Below are some records. Say in a single number how many of their lines include the word "JSON".

Records contained in a dataset:
==*==
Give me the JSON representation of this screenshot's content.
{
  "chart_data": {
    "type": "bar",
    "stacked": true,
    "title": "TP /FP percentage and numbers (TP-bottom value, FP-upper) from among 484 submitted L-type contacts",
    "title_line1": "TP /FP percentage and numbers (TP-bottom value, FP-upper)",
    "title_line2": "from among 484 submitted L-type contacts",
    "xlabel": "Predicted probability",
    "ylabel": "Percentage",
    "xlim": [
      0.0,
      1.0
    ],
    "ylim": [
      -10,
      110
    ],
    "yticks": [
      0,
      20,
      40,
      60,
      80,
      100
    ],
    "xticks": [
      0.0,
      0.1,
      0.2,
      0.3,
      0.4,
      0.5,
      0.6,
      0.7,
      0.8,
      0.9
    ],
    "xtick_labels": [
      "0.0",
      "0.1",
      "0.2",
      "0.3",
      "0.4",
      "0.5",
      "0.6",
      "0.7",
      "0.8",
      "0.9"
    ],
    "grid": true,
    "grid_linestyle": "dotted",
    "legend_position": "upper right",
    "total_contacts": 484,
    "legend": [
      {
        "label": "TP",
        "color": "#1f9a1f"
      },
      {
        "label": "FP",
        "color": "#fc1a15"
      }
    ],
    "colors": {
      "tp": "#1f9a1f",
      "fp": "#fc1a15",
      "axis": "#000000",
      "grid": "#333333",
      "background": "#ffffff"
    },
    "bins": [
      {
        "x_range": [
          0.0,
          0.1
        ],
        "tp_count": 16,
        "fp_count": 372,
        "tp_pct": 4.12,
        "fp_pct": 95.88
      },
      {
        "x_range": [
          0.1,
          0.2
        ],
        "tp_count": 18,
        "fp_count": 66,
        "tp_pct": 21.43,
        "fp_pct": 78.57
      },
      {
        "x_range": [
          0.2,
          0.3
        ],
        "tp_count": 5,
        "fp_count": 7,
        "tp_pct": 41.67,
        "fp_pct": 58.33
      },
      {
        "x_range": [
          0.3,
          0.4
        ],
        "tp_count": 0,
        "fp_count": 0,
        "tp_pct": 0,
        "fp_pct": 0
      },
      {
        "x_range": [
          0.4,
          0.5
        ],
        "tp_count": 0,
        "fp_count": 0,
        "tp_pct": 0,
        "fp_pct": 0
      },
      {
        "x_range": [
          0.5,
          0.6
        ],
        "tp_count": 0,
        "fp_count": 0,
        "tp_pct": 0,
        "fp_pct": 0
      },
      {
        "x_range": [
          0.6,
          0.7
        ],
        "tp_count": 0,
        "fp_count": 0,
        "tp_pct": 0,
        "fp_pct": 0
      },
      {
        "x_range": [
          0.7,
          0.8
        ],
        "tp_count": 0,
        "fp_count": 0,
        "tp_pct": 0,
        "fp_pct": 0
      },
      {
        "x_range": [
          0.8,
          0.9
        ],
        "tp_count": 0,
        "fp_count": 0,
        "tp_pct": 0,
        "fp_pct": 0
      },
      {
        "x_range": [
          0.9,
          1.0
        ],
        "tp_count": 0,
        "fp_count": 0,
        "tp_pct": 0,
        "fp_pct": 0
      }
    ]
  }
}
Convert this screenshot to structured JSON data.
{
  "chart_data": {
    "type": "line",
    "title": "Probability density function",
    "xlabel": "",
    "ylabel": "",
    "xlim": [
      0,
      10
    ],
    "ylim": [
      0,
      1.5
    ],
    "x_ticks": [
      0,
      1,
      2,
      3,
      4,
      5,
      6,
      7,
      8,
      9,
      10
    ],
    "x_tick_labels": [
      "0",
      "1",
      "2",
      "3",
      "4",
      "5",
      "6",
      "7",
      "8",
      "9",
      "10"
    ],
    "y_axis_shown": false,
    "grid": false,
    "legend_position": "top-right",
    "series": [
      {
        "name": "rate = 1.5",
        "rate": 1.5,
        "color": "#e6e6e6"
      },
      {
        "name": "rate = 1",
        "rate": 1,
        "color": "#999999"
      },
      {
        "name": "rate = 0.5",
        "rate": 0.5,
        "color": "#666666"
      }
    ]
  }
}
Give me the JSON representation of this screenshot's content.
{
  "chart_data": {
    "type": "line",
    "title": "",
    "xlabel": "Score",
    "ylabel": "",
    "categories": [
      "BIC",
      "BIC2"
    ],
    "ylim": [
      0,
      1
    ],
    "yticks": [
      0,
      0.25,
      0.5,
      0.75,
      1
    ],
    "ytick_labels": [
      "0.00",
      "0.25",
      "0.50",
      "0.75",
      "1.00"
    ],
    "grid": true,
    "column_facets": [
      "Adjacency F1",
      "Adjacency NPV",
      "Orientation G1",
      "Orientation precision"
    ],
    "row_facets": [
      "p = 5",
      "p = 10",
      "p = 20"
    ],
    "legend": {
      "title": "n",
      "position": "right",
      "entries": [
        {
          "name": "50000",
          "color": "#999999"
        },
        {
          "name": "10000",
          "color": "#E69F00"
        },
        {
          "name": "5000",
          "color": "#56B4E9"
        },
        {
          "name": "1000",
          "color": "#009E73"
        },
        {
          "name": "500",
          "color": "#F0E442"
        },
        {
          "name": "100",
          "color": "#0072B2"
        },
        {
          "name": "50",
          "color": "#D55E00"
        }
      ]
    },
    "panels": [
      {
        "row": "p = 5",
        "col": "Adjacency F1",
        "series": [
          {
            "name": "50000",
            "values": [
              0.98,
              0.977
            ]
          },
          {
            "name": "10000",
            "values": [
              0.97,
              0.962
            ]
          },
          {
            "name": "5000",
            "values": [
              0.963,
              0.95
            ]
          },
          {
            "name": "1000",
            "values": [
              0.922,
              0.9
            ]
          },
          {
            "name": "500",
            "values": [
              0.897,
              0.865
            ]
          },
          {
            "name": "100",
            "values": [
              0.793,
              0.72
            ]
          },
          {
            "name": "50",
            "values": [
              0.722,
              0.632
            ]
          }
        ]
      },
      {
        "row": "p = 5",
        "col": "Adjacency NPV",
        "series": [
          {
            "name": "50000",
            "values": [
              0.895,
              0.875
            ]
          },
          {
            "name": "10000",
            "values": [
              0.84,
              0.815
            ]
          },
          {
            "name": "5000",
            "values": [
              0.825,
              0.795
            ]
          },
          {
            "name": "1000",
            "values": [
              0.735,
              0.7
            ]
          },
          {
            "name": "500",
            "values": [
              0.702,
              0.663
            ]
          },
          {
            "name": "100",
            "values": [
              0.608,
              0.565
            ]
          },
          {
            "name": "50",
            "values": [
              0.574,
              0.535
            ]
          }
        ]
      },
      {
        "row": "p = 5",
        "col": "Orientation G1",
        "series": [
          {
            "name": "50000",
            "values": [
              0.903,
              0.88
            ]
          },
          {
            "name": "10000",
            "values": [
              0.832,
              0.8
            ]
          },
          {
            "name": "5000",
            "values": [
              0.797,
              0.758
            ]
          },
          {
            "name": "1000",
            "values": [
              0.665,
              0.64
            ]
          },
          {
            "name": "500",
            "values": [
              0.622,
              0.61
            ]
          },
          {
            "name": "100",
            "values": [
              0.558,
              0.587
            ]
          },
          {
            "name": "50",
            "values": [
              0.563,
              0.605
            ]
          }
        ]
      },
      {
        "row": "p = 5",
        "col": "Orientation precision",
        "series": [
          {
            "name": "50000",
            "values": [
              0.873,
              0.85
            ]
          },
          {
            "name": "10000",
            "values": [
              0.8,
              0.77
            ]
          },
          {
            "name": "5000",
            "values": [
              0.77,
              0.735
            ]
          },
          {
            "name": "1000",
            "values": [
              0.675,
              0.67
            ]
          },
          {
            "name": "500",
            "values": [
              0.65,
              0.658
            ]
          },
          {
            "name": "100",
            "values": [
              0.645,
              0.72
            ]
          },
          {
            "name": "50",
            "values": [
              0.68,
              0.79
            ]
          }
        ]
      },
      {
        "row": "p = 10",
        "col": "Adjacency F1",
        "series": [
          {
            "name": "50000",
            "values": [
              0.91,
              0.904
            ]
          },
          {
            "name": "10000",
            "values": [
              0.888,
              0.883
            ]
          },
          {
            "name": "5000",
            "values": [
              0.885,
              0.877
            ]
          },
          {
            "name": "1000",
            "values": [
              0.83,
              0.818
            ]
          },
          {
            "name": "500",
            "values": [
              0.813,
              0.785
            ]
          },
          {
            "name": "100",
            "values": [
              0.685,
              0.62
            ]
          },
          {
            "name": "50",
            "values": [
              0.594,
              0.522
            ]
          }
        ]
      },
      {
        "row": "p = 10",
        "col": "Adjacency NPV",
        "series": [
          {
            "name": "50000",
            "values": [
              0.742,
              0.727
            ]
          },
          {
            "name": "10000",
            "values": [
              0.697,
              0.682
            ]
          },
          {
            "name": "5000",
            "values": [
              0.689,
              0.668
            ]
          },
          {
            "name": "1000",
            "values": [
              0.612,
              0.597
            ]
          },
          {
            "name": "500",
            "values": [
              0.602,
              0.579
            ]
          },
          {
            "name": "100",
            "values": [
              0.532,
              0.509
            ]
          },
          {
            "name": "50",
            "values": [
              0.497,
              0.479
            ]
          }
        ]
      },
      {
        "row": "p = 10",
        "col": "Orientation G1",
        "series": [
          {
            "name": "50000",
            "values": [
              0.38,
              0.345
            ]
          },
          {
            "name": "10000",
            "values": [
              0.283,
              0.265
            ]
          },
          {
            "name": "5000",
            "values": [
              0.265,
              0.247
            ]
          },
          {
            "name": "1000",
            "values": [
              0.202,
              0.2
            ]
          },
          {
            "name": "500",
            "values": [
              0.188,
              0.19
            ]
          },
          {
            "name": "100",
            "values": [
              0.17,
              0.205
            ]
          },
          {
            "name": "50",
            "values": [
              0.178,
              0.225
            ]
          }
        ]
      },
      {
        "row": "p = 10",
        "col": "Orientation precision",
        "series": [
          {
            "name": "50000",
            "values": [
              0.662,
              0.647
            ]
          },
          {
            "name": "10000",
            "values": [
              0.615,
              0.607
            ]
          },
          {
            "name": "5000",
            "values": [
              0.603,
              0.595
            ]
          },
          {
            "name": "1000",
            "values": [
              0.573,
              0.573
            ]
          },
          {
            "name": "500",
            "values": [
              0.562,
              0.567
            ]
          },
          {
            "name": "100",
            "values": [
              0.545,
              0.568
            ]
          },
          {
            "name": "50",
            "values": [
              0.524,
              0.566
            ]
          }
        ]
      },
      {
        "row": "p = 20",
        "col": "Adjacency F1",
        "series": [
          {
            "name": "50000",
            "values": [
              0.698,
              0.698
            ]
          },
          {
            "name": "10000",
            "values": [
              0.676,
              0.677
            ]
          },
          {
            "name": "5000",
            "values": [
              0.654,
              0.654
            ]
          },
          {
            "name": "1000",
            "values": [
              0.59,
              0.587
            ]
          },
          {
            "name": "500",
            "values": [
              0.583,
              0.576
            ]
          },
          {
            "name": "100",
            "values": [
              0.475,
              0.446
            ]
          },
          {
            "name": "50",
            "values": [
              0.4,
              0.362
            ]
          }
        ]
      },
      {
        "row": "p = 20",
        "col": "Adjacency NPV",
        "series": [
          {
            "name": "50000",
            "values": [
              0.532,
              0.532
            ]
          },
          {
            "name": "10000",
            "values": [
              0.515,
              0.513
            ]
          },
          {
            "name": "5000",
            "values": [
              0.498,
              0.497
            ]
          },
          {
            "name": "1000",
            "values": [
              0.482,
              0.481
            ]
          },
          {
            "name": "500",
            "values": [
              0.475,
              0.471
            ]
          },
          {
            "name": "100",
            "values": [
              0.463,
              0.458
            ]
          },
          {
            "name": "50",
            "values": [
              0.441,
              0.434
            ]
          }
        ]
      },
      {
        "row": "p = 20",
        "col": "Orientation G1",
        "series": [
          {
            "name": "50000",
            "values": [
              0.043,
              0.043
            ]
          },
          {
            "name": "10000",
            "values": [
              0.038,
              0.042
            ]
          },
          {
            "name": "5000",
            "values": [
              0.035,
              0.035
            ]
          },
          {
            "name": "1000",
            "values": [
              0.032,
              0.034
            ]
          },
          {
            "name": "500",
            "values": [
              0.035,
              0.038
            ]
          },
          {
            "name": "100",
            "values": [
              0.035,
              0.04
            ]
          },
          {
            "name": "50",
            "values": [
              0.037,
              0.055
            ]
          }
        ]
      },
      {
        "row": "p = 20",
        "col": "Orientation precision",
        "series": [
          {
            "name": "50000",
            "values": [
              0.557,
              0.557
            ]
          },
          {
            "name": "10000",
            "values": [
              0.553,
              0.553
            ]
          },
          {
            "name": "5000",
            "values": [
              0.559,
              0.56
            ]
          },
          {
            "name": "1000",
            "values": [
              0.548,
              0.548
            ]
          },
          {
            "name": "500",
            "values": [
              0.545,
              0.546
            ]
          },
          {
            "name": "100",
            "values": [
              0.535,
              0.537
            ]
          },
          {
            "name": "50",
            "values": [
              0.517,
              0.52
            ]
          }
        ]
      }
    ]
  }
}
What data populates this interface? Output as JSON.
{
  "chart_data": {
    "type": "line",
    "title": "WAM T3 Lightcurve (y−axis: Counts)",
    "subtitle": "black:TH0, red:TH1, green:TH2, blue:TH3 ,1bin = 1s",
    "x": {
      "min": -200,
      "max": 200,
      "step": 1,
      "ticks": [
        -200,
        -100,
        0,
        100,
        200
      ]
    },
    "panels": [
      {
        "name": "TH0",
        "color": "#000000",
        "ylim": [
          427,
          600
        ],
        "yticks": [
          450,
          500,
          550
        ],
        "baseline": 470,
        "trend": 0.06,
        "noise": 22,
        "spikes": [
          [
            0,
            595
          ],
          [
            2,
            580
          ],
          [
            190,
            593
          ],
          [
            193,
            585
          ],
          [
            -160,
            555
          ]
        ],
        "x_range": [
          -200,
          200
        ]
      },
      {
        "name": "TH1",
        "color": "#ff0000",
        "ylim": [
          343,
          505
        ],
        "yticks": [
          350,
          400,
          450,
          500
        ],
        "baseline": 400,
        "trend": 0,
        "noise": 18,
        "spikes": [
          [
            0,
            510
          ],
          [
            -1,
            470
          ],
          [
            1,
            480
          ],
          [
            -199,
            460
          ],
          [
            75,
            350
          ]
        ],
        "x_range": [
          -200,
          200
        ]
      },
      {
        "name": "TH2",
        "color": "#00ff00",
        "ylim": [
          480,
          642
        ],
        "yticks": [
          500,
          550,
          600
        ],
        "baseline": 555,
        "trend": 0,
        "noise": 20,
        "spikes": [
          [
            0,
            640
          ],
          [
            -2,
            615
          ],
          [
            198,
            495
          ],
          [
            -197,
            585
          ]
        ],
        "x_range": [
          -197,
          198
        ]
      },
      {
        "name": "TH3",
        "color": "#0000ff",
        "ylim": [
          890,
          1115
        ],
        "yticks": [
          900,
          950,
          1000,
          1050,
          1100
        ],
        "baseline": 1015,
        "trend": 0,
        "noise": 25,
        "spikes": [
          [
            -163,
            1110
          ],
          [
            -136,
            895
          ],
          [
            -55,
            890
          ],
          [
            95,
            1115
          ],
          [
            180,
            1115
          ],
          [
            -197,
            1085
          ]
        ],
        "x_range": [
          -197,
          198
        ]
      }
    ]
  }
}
==*==
→ **Answer to this problem**
4